Beneath this sentence is a set of records; write each of them out exactly.

┄┄┄┄┄┄┄┄┄┄┄┄┄┄┄┄┄┄┄┄

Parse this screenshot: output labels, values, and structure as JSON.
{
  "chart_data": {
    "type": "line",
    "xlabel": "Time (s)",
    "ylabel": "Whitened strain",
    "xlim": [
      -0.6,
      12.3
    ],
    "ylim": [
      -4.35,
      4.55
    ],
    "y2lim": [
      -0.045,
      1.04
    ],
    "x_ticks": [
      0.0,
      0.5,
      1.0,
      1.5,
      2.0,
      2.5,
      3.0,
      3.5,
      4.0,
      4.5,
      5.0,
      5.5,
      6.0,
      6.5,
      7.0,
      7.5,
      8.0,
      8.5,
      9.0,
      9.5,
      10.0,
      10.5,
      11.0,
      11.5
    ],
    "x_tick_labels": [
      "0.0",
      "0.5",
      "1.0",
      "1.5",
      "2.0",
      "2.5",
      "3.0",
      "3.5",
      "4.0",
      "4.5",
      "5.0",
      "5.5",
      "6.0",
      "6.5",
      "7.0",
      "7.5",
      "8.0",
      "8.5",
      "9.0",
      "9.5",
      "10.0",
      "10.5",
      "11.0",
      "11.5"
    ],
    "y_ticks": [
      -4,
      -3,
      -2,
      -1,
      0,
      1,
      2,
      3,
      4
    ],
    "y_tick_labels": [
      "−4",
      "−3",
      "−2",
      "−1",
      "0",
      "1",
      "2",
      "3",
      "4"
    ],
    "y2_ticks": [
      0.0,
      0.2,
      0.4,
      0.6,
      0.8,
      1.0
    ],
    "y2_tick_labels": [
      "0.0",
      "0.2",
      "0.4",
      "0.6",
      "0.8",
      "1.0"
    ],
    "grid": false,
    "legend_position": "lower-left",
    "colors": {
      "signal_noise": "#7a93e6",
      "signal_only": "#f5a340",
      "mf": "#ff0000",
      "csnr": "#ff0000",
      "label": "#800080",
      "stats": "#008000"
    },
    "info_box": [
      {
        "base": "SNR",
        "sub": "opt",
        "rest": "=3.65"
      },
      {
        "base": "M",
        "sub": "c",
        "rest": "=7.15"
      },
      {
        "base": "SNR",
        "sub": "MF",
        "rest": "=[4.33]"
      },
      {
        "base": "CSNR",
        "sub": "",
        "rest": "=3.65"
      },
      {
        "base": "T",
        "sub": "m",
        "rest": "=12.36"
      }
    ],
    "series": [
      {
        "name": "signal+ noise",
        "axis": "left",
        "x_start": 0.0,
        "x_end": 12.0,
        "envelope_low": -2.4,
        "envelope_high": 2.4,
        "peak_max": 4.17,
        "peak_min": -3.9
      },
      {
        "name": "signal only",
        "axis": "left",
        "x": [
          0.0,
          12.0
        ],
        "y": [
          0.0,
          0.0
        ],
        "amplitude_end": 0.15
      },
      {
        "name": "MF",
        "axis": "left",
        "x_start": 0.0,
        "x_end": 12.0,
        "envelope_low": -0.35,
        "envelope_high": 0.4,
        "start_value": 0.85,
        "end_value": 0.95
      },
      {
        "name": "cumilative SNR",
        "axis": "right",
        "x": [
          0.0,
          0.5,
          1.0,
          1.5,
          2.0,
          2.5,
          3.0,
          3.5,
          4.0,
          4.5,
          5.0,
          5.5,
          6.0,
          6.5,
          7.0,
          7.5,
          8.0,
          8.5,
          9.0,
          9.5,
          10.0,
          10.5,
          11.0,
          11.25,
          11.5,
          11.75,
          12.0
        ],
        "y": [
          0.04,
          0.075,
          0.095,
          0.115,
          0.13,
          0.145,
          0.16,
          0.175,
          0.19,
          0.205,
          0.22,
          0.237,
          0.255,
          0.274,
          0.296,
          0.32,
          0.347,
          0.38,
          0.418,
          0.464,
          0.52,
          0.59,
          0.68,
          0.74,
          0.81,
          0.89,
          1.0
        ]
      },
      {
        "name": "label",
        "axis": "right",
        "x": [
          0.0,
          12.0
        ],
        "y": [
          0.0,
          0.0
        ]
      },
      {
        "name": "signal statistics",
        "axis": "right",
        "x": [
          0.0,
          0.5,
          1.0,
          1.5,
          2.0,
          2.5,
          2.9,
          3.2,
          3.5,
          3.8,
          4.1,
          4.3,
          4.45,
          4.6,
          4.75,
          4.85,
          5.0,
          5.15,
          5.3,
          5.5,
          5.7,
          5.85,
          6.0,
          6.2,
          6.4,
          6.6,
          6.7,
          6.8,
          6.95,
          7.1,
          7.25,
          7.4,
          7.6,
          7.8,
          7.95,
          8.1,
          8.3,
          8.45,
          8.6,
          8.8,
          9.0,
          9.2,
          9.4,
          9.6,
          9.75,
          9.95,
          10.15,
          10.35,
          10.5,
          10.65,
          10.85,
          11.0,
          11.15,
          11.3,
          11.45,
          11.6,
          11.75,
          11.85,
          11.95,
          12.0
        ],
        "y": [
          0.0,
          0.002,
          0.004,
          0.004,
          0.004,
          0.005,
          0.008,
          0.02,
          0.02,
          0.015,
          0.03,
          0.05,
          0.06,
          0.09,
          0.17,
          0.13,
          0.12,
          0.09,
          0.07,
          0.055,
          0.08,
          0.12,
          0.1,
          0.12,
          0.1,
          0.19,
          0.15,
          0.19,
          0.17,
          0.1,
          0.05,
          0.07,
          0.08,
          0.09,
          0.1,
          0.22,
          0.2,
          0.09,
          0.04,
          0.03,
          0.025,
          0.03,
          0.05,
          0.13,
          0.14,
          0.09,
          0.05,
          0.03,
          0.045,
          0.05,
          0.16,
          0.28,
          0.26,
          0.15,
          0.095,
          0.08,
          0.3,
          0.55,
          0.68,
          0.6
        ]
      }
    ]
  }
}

┄┄┄┄┄┄┄┄┄┄┄┄┄┄┄┄┄┄┄┄

**Solution for this task:**
Parse this screenshot: output labels, values, and structure as JSON.
{
  "chart_data": {
    "type": "line",
    "xlabel": "Time (s)",
    "ylabel": "Whitened strain",
    "xlim": [
      -0.6,
      12.3
    ],
    "ylim": [
      -4.35,
      4.55
    ],
    "y2lim": [
      -0.045,
      1.04
    ],
    "x_ticks": [
      0.0,
      0.5,
      1.0,
      1.5,
      2.0,
      2.5,
      3.0,
      3.5,
      4.0,
      4.5,
      5.0,
      5.5,
      6.0,
      6.5,
      7.0,
      7.5,
      8.0,
      8.5,
      9.0,
      9.5,
      10.0,
      10.5,
      11.0,
      11.5
    ],
    "x_tick_labels": [
      "0.0",
      "0.5",
      "1.0",
      "1.5",
      "2.0",
      "2.5",
      "3.0",
      "3.5",
      "4.0",
      "4.5",
      "5.0",
      "5.5",
      "6.0",
      "6.5",
      "7.0",
      "7.5",
      "8.0",
      "8.5",
      "9.0",
      "9.5",
      "10.0",
      "10.5",
      "11.0",
      "11.5"
    ],
    "y_ticks": [
      -4,
      -3,
      -2,
      -1,
      0,
      1,
      2,
      3,
      4
    ],
    "y_tick_labels": [
      "−4",
      "−3",
      "−2",
      "−1",
      "0",
      "1",
      "2",
      "3",
      "4"
    ],
    "y2_ticks": [
      0.0,
      0.2,
      0.4,
      0.6,
      0.8,
      1.0
    ],
    "y2_tick_labels": [
      "0.0",
      "0.2",
      "0.4",
      "0.6",
      "0.8",
      "1.0"
    ],
    "grid": false,
    "legend_position": "lower-left",
    "colors": {
      "signal_noise": "#7a93e6",
      "signal_only": "#f5a340",
      "mf": "#ff0000",
      "csnr": "#ff0000",
      "label": "#800080",
      "stats": "#008000"
    },
    "info_box": [
      {
        "base": "SNR",
        "sub": "opt",
        "rest": "=3.65"
      },
      {
        "base": "M",
        "sub": "c",
        "rest": "=7.15"
      },
      {
        "base": "SNR",
        "sub": "MF",
        "rest": "=[4.33]"
      },
      {
        "base": "CSNR",
        "sub": "",
        "rest": "=3.65"
      },
      {
        "base": "T",
        "sub": "m",
        "rest": "=12.36"
      }
    ],
    "series": [
      {
        "name": "signal+ noise",
        "axis": "left",
        "x_start": 0.0,
        "x_end": 12.0,
        "envelope_low": -2.4,
        "envelope_high": 2.4,
        "peak_max": 4.17,
        "peak_min": -3.9
      },
      {
        "name": "signal only",
        "axis": "left",
        "x": [
          0.0,
          12.0
        ],
        "y": [
          0.0,
          0.0
        ],
        "amplitude_end": 0.15
      },
      {
        "name": "MF",
        "axis": "left",
        "x_start": 0.0,
        "x_end": 12.0,
        "envelope_low": -0.35,
        "envelope_high": 0.4,
        "start_value": 0.85,
        "end_value": 0.95
      },
      {
        "name": "cumilative SNR",
        "axis": "right",
        "x": [
          0.0,
          0.5,
          1.0,
          1.5,
          2.0,
          2.5,
          3.0,
          3.5,
          4.0,
          4.5,
          5.0,
          5.5,
          6.0,
          6.5,
          7.0,
          7.5,
          8.0,
          8.5,
          9.0,
          9.5,
          10.0,
          10.5,
          11.0,
          11.25,
          11.5,
          11.75,
          12.0
        ],
        "y": [
          0.04,
          0.075,
          0.095,
          0.115,
          0.13,
          0.145,
          0.16,
          0.175,
          0.19,
          0.205,
          0.22,
          0.237,
          0.255,
          0.274,
          0.296,
          0.32,
          0.347,
          0.38,
          0.418,
          0.464,
          0.52,
          0.59,
          0.68,
          0.74,
          0.81,
          0.89,
          1.0
        ]
      },
      {
        "name": "label",
        "axis": "right",
        "x": [
          0.0,
          12.0
        ],
        "y": [
          0.0,
          0.0
        ]
      },
      {
        "name": "signal statistics",
        "axis": "right",
        "x": [
          0.0,
          0.5,
          1.0,
          1.5,
          2.0,
          2.5,
          2.9,
          3.2,
          3.5,
          3.8,
          4.1,
          4.3,
          4.45,
          4.6,
          4.75,
          4.85,
          5.0,
          5.15,
          5.3,
          5.5,
          5.7,
          5.85,
          6.0,
          6.2,
          6.4,
          6.6,
          6.7,
          6.8,
          6.95,
          7.1,
          7.25,
          7.4,
          7.6,
          7.8,
          7.95,
          8.1,
          8.3,
          8.45,
          8.6,
          8.8,
          9.0,
          9.2,
          9.4,
          9.6,
          9.75,
          9.95,
          10.15,
          10.35,
          10.5,
          10.65,
          10.85,
          11.0,
          11.15,
          11.3,
          11.45,
          11.6,
          11.75,
          11.85,
          11.95,
          12.0
        ],
        "y": [
          0.0,
          0.002,
          0.004,
          0.004,
          0.004,
          0.005,
          0.008,
          0.02,
          0.02,
          0.015,
          0.03,
          0.05,
          0.06,
          0.09,
          0.17,
          0.13,
          0.12,
          0.09,
          0.07,
          0.055,
          0.08,
          0.12,
          0.1,
          0.12,
          0.1,
          0.19,
          0.15,
          0.19,
          0.17,
          0.1,
          0.05,
          0.07,
          0.08,
          0.09,
          0.1,
          0.22,
          0.2,
          0.09,
          0.04,
          0.03,
          0.025,
          0.03,
          0.05,
          0.13,
          0.14,
          0.09,
          0.05,
          0.03,
          0.045,
          0.05,
          0.16,
          0.28,
          0.26,
          0.15,
          0.095,
          0.08,
          0.3,
          0.55,
          0.68,
          0.6
        ]
      }
    ]
  }
}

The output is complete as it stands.